◆ **WORK INSTRUCTIONS**
From the records below, copy every line that contains the word "javaslata".

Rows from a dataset
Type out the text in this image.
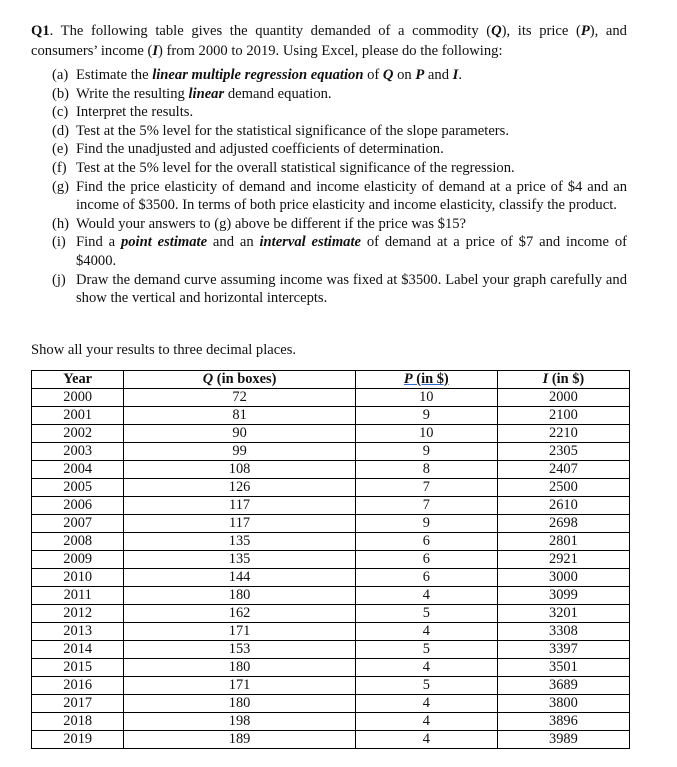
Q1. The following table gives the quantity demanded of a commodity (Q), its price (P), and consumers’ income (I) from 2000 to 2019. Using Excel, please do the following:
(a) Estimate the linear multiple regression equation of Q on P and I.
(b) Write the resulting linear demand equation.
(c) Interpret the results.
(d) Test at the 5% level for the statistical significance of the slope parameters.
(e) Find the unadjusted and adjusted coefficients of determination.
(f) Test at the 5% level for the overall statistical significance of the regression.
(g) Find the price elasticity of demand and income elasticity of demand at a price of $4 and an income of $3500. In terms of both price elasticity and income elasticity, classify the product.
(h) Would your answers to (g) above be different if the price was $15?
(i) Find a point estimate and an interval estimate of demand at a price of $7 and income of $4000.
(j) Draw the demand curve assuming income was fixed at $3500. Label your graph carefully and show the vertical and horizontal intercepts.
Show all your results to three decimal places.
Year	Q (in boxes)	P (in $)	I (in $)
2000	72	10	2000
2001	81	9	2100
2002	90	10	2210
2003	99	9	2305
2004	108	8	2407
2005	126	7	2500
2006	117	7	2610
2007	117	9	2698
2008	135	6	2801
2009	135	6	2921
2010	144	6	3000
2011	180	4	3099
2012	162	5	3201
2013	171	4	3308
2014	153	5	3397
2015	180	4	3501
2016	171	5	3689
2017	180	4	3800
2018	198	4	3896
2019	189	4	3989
...
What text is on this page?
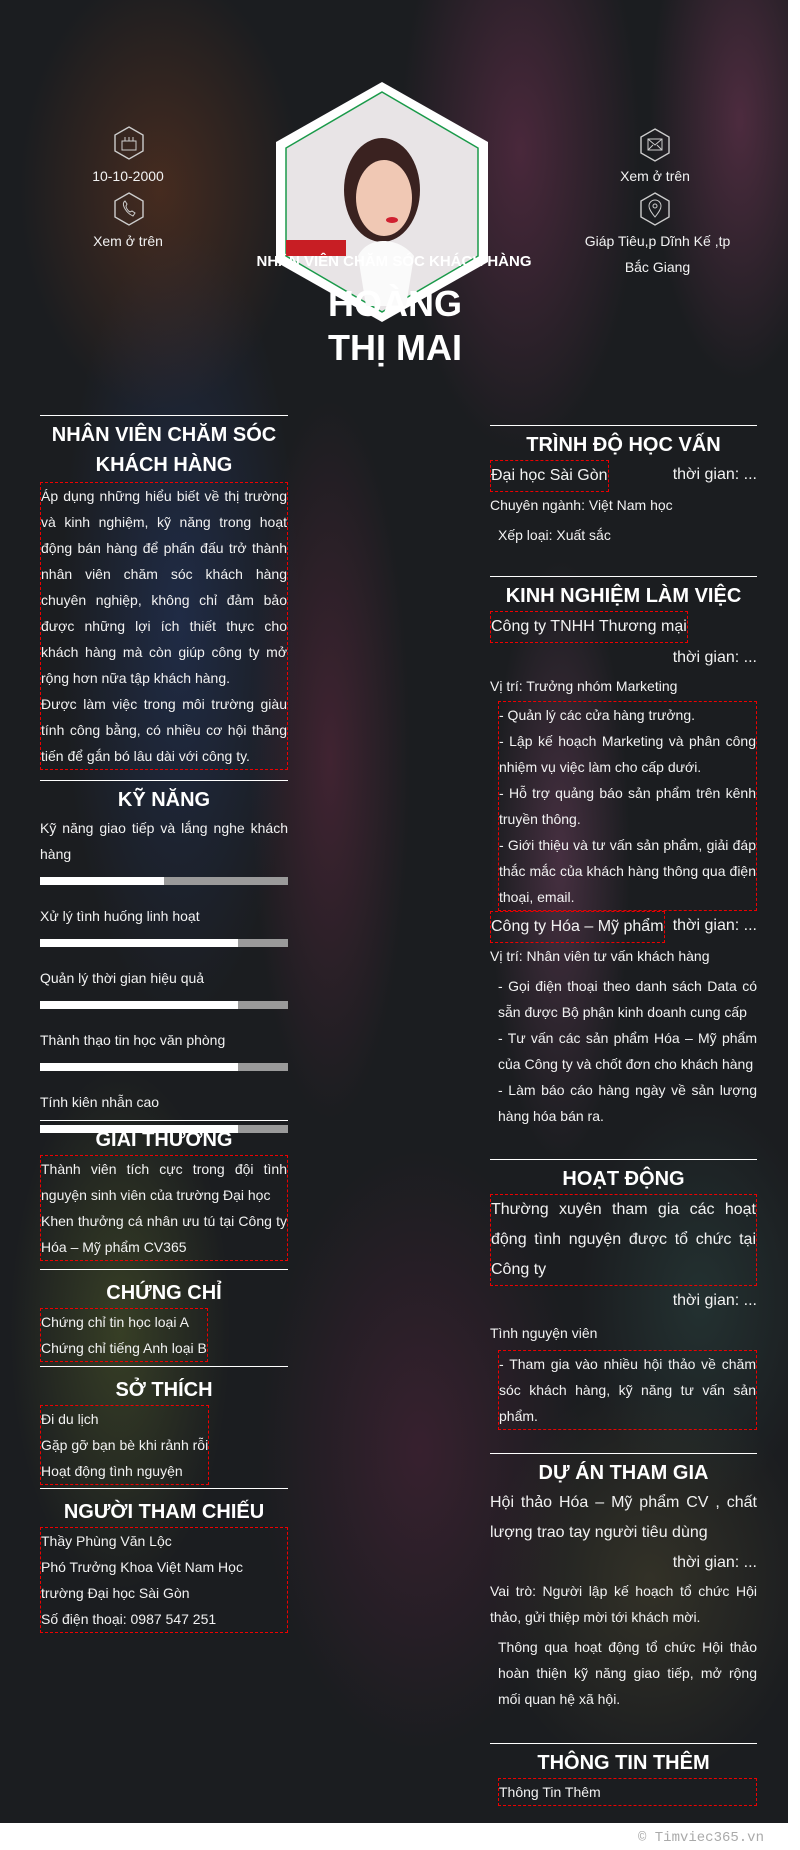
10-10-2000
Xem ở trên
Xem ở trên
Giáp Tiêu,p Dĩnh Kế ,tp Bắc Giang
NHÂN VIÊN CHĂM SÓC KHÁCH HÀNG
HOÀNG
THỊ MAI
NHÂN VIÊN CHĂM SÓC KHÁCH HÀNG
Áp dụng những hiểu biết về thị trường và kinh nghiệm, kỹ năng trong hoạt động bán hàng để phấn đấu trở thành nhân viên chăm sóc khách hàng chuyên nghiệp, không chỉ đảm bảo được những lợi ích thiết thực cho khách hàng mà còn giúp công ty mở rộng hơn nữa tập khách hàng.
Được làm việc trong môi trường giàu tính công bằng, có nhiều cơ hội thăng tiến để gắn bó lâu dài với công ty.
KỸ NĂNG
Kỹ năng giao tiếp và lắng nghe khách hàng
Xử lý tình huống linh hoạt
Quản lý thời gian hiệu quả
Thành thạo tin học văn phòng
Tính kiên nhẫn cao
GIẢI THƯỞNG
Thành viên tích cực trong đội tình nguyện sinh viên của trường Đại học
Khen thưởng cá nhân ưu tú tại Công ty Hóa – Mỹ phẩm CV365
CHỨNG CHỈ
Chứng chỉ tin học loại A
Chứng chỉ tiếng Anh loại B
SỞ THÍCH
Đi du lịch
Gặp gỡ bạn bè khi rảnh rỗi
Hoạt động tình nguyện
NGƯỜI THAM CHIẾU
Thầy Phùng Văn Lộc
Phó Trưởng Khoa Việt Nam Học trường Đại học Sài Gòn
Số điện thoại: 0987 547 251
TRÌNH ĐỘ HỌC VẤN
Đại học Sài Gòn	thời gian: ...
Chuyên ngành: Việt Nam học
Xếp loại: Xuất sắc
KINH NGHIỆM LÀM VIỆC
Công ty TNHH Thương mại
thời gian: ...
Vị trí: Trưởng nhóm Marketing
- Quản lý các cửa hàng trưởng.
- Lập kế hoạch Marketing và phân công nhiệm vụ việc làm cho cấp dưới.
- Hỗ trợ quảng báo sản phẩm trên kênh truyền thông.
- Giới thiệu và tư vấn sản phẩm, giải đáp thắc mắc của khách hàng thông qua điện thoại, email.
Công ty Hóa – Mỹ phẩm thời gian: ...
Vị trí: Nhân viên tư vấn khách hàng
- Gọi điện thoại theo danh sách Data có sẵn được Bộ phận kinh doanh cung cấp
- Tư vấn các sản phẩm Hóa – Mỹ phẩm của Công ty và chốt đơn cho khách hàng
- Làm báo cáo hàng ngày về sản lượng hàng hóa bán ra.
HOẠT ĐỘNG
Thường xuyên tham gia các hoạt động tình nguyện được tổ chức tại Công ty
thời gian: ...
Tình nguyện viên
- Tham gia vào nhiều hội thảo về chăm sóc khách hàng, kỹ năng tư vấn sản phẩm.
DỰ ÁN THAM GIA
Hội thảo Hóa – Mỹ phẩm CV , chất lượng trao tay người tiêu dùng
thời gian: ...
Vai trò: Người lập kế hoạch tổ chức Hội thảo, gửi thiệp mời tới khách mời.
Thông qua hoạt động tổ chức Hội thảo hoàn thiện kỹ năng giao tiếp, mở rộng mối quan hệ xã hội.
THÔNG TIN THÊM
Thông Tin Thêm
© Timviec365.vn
==
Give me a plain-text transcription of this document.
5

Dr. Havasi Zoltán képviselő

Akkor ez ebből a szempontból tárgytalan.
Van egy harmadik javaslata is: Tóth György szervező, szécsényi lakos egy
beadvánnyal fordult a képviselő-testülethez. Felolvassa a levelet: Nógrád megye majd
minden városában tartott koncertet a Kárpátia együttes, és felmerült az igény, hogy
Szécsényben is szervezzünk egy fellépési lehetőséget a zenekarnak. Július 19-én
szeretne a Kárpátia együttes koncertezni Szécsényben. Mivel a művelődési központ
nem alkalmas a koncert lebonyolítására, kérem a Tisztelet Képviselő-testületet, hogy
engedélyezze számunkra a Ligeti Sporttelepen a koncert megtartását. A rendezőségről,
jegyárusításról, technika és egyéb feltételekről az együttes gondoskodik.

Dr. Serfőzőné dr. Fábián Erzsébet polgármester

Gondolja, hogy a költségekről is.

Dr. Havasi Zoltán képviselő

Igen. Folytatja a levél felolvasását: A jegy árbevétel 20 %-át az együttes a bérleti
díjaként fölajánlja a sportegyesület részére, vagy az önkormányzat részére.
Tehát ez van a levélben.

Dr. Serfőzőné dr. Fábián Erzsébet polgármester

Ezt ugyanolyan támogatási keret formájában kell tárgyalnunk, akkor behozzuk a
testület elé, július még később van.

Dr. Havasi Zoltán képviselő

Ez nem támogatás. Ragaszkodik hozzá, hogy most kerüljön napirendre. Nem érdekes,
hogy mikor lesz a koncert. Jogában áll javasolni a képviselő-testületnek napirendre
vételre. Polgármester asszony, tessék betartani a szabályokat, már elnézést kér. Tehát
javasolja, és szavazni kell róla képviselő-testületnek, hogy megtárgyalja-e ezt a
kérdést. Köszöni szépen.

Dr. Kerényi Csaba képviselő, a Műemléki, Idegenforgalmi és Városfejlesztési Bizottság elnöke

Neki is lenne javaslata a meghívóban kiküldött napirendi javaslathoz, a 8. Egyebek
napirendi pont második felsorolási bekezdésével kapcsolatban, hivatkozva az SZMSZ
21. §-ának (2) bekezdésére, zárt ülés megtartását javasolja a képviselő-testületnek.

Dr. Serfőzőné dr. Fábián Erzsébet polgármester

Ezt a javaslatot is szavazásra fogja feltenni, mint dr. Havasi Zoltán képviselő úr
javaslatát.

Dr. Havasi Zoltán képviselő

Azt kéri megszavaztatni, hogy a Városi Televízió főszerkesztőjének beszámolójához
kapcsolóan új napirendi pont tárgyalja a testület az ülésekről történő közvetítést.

◆ **SOLUTION TO THE PROBLEM**
Van egy harmadik javaslata is: Tóth György szervező, szécsényi lakos egy
Neki is lenne javaslata a meghívóban kiküldött napirendi javaslathoz, a 8. Egyebek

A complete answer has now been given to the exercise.